Transcribe the material in full, exactly as written.

* **Dataset items**:
******************************
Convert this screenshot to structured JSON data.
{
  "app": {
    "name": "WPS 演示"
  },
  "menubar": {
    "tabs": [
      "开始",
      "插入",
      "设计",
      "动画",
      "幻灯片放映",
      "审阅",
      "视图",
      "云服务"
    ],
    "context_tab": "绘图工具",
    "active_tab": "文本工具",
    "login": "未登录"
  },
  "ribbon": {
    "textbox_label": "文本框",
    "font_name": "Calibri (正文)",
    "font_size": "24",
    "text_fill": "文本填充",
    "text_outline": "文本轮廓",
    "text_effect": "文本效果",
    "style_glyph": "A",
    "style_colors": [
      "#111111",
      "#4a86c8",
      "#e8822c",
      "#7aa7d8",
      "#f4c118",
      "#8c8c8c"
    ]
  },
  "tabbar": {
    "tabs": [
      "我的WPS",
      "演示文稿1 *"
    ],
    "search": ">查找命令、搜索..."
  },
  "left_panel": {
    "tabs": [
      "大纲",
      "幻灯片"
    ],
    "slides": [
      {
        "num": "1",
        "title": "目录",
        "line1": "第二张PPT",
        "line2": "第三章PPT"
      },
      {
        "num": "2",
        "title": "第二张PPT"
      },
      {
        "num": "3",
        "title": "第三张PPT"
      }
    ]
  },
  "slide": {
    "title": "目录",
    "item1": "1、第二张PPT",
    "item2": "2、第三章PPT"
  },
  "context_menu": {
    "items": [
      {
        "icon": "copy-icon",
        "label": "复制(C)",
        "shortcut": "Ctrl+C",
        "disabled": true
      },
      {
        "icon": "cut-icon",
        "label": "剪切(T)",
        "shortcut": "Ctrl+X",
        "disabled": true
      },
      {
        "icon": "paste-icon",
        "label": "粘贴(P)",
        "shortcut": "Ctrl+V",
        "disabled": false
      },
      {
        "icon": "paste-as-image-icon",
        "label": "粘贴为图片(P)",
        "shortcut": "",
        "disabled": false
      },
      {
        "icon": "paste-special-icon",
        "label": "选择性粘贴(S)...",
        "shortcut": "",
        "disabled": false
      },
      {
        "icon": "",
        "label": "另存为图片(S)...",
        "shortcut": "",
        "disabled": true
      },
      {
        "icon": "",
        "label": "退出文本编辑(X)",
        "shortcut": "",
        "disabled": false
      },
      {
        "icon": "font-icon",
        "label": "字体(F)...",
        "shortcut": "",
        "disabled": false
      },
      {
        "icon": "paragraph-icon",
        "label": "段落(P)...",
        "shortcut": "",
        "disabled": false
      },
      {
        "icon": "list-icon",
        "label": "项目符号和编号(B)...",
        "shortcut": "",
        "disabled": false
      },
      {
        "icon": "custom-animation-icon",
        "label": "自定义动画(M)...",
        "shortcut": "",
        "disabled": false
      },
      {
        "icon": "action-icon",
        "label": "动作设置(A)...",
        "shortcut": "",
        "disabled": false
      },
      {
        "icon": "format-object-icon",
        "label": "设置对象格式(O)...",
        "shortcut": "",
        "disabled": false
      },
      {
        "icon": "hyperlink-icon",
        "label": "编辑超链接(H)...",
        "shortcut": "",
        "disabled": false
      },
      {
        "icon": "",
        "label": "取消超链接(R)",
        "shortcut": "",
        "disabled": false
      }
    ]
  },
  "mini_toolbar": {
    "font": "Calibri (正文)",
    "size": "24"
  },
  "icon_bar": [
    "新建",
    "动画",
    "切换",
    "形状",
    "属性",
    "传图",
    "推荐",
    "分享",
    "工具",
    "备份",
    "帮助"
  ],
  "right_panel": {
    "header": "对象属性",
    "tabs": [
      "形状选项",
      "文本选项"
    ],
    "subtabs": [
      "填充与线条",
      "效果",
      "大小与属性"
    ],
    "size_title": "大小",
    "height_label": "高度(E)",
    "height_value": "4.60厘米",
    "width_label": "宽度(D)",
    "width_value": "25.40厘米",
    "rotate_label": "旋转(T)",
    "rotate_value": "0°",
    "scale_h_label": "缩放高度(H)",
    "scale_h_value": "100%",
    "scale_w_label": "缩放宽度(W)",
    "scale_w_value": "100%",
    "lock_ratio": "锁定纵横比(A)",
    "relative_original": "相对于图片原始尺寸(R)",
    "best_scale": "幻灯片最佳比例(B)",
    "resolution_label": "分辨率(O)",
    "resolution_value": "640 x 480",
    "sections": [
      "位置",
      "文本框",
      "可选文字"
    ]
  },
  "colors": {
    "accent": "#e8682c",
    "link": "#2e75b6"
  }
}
******************************
* **SOLUTION**:
Convert this screenshot to structured JSON data.
{
  "app": {
    "name": "WPS 演示"
  },
  "menubar": {
    "tabs": [
      "开始",
      "插入",
      "设计",
      "动画",
      "幻灯片放映",
      "审阅",
      "视图",
      "云服务"
    ],
    "context_tab": "绘图工具",
    "active_tab": "文本工具",
    "login": "未登录"
  },
  "ribbon": {
    "textbox_label": "文本框",
    "font_name": "Calibri (正文)",
    "font_size": "24",
    "text_fill": "文本填充",
    "text_outline": "文本轮廓",
    "text_effect": "文本效果",
    "style_glyph": "A",
    "style_colors": [
      "#111111",
      "#4a86c8",
      "#e8822c",
      "#7aa7d8",
      "#f4c118",
      "#8c8c8c"
    ]
  },
  "tabbar": {
    "tabs": [
      "我的WPS",
      "演示文稿1 *"
    ],
    "search": ">查找命令、搜索..."
  },
  "left_panel": {
    "tabs": [
      "大纲",
      "幻灯片"
    ],
    "slides": [
      {
        "num": "1",
        "title": "目录",
        "line1": "第二张PPT",
        "line2": "第三章PPT"
      },
      {
        "num": "2",
        "title": "第二张PPT"
      },
      {
        "num": "3",
        "title": "第三张PPT"
      }
    ]
  },
  "slide": {
    "title": "目录",
    "item1": "1、第二张PPT",
    "item2": "2、第三章PPT"
  },
  "context_menu": {
    "items": [
      {
        "icon": "copy-icon",
        "label": "复制(C)",
        "shortcut": "Ctrl+C",
        "disabled": true
      },
      {
        "icon": "cut-icon",
        "label": "剪切(T)",
        "shortcut": "Ctrl+X",
        "disabled": true
      },
      {
        "icon": "paste-icon",
        "label": "粘贴(P)",
        "shortcut": "Ctrl+V",
        "disabled": false
      },
      {
        "icon": "paste-as-image-icon",
        "label": "粘贴为图片(P)",
        "shortcut": "",
        "disabled": false
      },
      {
        "icon": "paste-special-icon",
        "label": "选择性粘贴(S)...",
        "shortcut": "",
        "disabled": false
      },
      {
        "icon": "",
        "label": "另存为图片(S)...",
        "shortcut": "",
        "disabled": true
      },
      {
        "icon": "",
        "label": "退出文本编辑(X)",
        "shortcut": "",
        "disabled": false
      },
      {
        "icon": "font-icon",
        "label": "字体(F)...",
        "shortcut": "",
        "disabled": false
      },
      {
        "icon": "paragraph-icon",
        "label": "段落(P)...",
        "shortcut": "",
        "disabled": false
      },
      {
        "icon": "list-icon",
        "label": "项目符号和编号(B)...",
        "shortcut": "",
        "disabled": false
      },
      {
        "icon": "custom-animation-icon",
        "label": "自定义动画(M)...",
        "shortcut": "",
        "disabled": false
      },
      {
        "icon": "action-icon",
        "label": "动作设置(A)...",
        "shortcut": "",
        "disabled": false
      },
      {
        "icon": "format-object-icon",
        "label": "设置对象格式(O)...",
        "shortcut": "",
        "disabled": false
      },
      {
        "icon": "hyperlink-icon",
        "label": "编辑超链接(H)...",
        "shortcut": "",
        "disabled": false
      },
      {
        "icon": "",
        "label": "取消超链接(R)",
        "shortcut": "",
        "disabled": false
      }
    ]
  },
  "mini_toolbar": {
    "font": "Calibri (正文)",
    "size": "24"
  },
  "icon_bar": [
    "新建",
    "动画",
    "切换",
    "形状",
    "属性",
    "传图",
    "推荐",
    "分享",
    "工具",
    "备份",
    "帮助"
  ],
  "right_panel": {
    "header": "对象属性",
    "tabs": [
      "形状选项",
      "文本选项"
    ],
    "subtabs": [
      "填充与线条",
      "效果",
      "大小与属性"
    ],
    "size_title": "大小",
    "height_label": "高度(E)",
    "height_value": "4.60厘米",
    "width_label": "宽度(D)",
    "width_value": "25.40厘米",
    "rotate_label": "旋转(T)",
    "rotate_value": "0°",
    "scale_h_label": "缩放高度(H)",
    "scale_h_value": "100%",
    "scale_w_label": "缩放宽度(W)",
    "scale_w_value": "100%",
    "lock_ratio": "锁定纵横比(A)",
    "relative_original": "相对于图片原始尺寸(R)",
    "best_scale": "幻灯片最佳比例(B)",
    "resolution_label": "分辨率(O)",
    "resolution_value": "640 x 480",
    "sections": [
      "位置",
      "文本框",
      "可选文字"
    ]
  },
  "colors": {
    "accent": "#e8682c",
    "link": "#2e75b6"
  }
}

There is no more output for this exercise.